━━━━━ DATA ENTRIES
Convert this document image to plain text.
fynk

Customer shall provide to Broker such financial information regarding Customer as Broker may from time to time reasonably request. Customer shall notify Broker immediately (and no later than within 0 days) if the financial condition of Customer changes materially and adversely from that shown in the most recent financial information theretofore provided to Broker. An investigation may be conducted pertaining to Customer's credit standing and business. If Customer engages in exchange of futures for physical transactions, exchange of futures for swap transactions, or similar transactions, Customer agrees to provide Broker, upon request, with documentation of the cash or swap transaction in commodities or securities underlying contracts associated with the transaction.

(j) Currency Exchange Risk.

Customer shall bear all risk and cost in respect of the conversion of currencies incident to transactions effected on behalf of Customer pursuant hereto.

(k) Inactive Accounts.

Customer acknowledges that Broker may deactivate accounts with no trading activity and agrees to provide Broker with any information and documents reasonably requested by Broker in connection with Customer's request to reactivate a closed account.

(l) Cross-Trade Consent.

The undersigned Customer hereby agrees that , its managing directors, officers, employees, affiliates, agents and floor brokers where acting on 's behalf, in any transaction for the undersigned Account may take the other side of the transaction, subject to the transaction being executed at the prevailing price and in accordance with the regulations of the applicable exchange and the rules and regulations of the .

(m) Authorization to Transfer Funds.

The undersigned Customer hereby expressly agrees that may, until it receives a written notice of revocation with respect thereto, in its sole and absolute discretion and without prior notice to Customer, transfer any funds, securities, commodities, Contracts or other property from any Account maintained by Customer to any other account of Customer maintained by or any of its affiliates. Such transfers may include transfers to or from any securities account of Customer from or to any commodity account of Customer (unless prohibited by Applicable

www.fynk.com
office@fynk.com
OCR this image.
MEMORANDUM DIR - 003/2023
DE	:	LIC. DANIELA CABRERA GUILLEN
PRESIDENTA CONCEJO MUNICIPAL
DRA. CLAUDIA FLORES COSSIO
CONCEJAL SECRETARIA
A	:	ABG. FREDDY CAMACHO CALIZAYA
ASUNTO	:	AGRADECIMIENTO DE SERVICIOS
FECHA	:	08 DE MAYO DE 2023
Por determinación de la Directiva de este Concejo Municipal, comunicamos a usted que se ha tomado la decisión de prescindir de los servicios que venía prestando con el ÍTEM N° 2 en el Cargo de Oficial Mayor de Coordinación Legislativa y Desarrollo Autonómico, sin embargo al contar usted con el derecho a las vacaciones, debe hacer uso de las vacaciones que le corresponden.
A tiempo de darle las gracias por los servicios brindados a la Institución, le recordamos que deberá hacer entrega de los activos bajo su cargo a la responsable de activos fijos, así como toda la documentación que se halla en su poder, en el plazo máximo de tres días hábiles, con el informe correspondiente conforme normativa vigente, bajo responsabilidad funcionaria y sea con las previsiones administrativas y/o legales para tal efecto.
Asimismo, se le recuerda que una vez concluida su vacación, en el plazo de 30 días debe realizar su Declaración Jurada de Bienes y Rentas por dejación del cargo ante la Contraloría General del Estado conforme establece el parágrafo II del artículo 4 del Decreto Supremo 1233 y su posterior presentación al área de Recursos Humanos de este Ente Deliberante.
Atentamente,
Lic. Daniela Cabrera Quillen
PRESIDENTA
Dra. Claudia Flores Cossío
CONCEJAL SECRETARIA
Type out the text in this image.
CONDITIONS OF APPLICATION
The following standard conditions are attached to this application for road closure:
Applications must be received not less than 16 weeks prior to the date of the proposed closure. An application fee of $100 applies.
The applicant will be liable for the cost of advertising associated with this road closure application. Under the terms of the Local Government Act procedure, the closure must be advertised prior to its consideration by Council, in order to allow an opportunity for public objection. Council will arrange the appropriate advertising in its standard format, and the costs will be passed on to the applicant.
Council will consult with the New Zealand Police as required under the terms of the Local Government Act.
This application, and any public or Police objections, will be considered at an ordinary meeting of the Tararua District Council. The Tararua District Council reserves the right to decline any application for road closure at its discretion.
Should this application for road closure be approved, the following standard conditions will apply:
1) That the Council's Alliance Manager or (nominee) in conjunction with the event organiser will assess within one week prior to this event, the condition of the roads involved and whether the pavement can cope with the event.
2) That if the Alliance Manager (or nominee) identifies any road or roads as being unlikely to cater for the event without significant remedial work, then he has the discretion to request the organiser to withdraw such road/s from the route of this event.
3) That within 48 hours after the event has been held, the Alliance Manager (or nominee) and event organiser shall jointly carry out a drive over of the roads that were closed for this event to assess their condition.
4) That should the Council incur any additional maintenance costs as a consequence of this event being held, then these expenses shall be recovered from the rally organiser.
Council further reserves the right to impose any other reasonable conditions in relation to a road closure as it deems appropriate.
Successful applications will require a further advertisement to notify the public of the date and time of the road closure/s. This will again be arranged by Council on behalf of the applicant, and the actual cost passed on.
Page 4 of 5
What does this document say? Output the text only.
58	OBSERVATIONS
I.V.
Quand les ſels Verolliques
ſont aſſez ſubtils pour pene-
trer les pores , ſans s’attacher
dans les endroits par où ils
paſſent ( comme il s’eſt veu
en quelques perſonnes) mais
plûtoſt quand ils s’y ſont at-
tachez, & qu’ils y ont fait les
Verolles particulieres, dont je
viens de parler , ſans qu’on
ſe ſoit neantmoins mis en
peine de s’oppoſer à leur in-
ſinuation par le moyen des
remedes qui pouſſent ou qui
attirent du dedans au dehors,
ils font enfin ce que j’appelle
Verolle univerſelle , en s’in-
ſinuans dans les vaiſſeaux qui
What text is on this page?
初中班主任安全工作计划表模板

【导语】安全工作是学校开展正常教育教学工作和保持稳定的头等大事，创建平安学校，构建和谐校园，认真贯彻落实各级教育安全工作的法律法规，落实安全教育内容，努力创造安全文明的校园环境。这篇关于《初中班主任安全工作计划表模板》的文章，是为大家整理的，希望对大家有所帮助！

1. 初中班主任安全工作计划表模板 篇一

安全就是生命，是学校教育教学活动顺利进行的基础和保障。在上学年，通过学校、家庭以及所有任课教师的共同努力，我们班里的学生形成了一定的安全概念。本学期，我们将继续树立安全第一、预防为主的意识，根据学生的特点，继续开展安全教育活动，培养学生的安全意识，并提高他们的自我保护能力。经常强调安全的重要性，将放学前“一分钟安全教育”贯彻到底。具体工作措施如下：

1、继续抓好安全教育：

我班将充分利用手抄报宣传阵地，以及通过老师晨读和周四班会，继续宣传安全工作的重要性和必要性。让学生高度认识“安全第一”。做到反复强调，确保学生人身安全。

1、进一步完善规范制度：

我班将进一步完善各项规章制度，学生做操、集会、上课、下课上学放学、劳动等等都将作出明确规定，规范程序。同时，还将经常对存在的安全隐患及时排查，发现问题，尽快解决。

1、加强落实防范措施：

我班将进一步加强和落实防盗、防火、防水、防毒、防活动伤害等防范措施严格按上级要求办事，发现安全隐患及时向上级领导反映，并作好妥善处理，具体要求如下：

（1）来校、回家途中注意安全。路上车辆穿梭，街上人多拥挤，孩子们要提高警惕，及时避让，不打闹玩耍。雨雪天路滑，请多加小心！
━━━━━━━━━━
Gather every line from the listing above in which the word "costs" appears.

The applicant will be liable for the cost of advertising associated with this road closure application. Under the terms of the Local Government Act procedure, the closure must be advertised prior to its consideration by Council, in order to allow an opportunity for public objection. Council will arrange the appropriate advertising in its standard format, and the costs will be passed on to the applicant.
4) That should the Council incur any additional maintenance costs as a consequence of this event being held, then these expenses shall be recovered from the rally organiser.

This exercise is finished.